EXTRACTED TEXT

* START *

"""
This python function is part of the main processing workflow.  It will generate equivalent values
for Transcribe job header information from an input Transcribe results file, and then write out some
partial results before passing control to the next step.  This allow the delivery of transcriptions
from an external Transcribe Live Call Analytics streaming job

Copyright Amazon.com, Inc. or its affiliates. All Rights Reserved.
SPDX-License-Identifier: Apache-2.0
"""
from pcaresults import PCAResults
from datetime import datetime
from pathlib import Path
import pcaconfiguration as cf
import pcacommon
import boto3
import json
import time
import copy

# Useful constants
TMP_DIR = "/tmp"


def load_transcript_file(transcript_bucket, transcript_path):
    """
    Loads the transcription file from its S3 location

    :param transcript_bucket: S3 bucket holding the transcript file
    :param transcript_path: Full path to the transcript file in the bucket
    :return: JSON transcript results file
    """
    # Download the job JSON results file to a local temp file
    json_filepath = TMP_DIR + '/' + transcript_path.split("/")[-1]

    # Now download - this has been known to get a "404 HeadObject Not Found",
    # which makes no sense, so if that happens then re-try in a sec.  Only once.
    s3Client = boto3.client('s3')
    try:
        s3Client.download_file(transcript_bucket, transcript_path, json_filepath)
    except:
        time.sleep(3)
        s3Client.download_file(transcript_bucket, transcript_path, json_filepath)

    # Load in and the JSON file for processing, and set our language codes for the file and Comprehend
    asr_output = json.load(open(Path(json_filepath).absolute(), "r", encoding="utf-8"))

    # Clean up and return the result
    pcacommon.remove_temp_file(json_filepath)
    return asr_output


def update_audio_file_metadata(sf_event, interim_results):
    """
    Extracts metadata from the associated audio file, such as sample rate and format

    :param sf_event: Step Function input event data
    :param interim_results:
    """
    # First, we need to download the original audio file, which for streaming analytics
    # will be in the playbackAudio folder, named after the transcript, and will be a WAV
    ts_info = interim_results.get_conv_analytics().get_transcribe_job()
    base_filename = (sf_event["key"].split('/')[-1]).split('.json')[0] + '.wav'
    output_filename = TMP_DIR + "/" + base_filename
    input_filename = cf.appConfig[cf.CONF_PREFIX_AUDIO_PLAYBACK] + "/" + base_filename

    # Now download and process that audio file
    try:
        # Download
        s3Client = boto3.client('s3')
        s3Client.download_file(cf.appConfig[cf.CONF_S3BUCKET_INPUT], input_filename, output_filename)

        # Extract some stream-based metadata from the audio file
        ts_info.media_sample_rate = int(pcacommon.ffprobe_get_stream_entries("stream=sample_rate", output_filename))
        ts_info.media_format = pcacommon.ffprobe_get_stream_entries("format=format_name", output_filename)

        # Update our audio file locations
        ts_info.media_original_uri = "s3://" + cf.appConfig[cf.CONF_S3BUCKET_INPUT] + "/" + input_filename
        ts_info.media_playback_uri = ts_info.media_original_uri

        # Remove any temp tile
        pcacommon.remove_temp_file(output_filename)
    except Exception as e:
        print(e)
        print(f"Unable to download/process audio file associated with transcript {sf_event['key']}")

* END *

REQUEST A
According to the Python code, in which folder is the original audio file for streaming analytics found?
REQUEST B
Transcribe the Python code from "# Now download - this" to "time.sleep(3)".
The data that comes next is separate material, unrelated to the Python code.

DATA EXTRACT
* START *

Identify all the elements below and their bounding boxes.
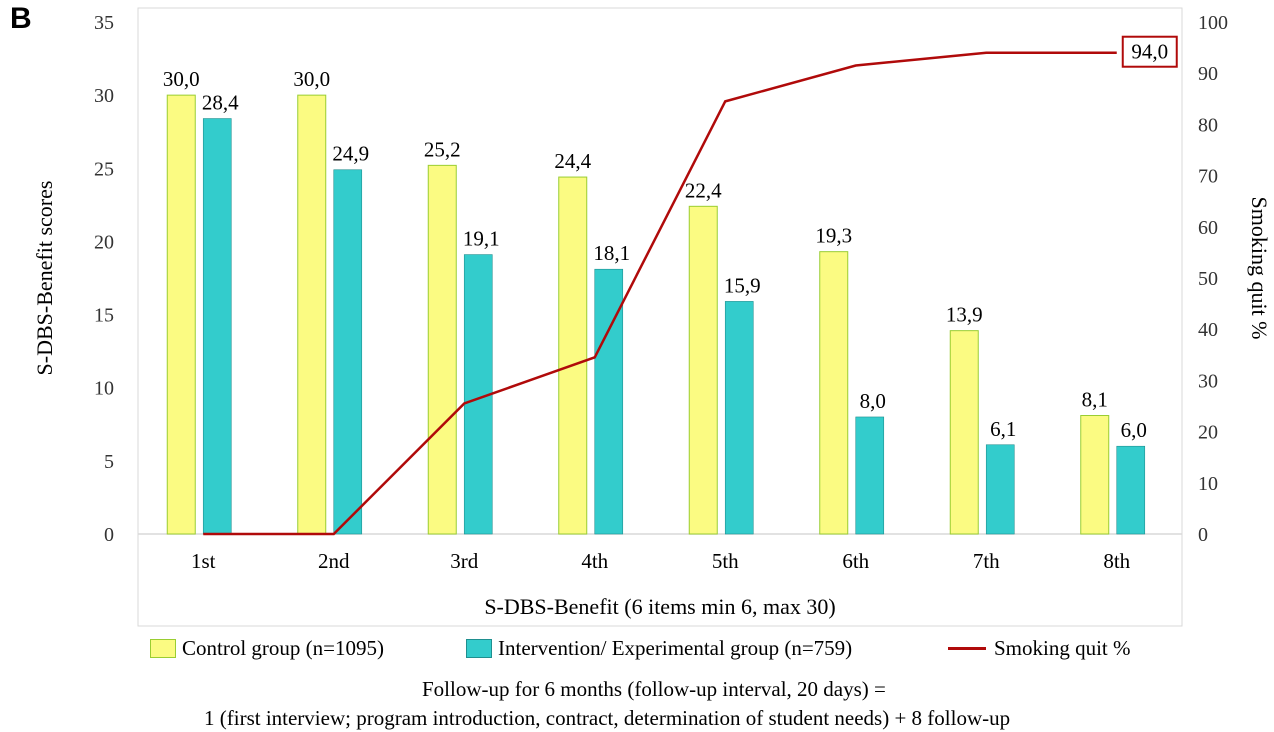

* END *

ANSWER A
It is in the playbackAudio folder, named after the transcript, as a WAV file.

ANSWER B
# Now download - this has been known to get a "404 HeadObject Not Found",
    # which makes no sense, so if that happens then re-try in a sec.  Only once.
    s3Client = boto3.client('s3')
    try:
        s3Client.download_file(transcript_bucket, transcript_path, json_filepath)
    except:
        time.sleep(3)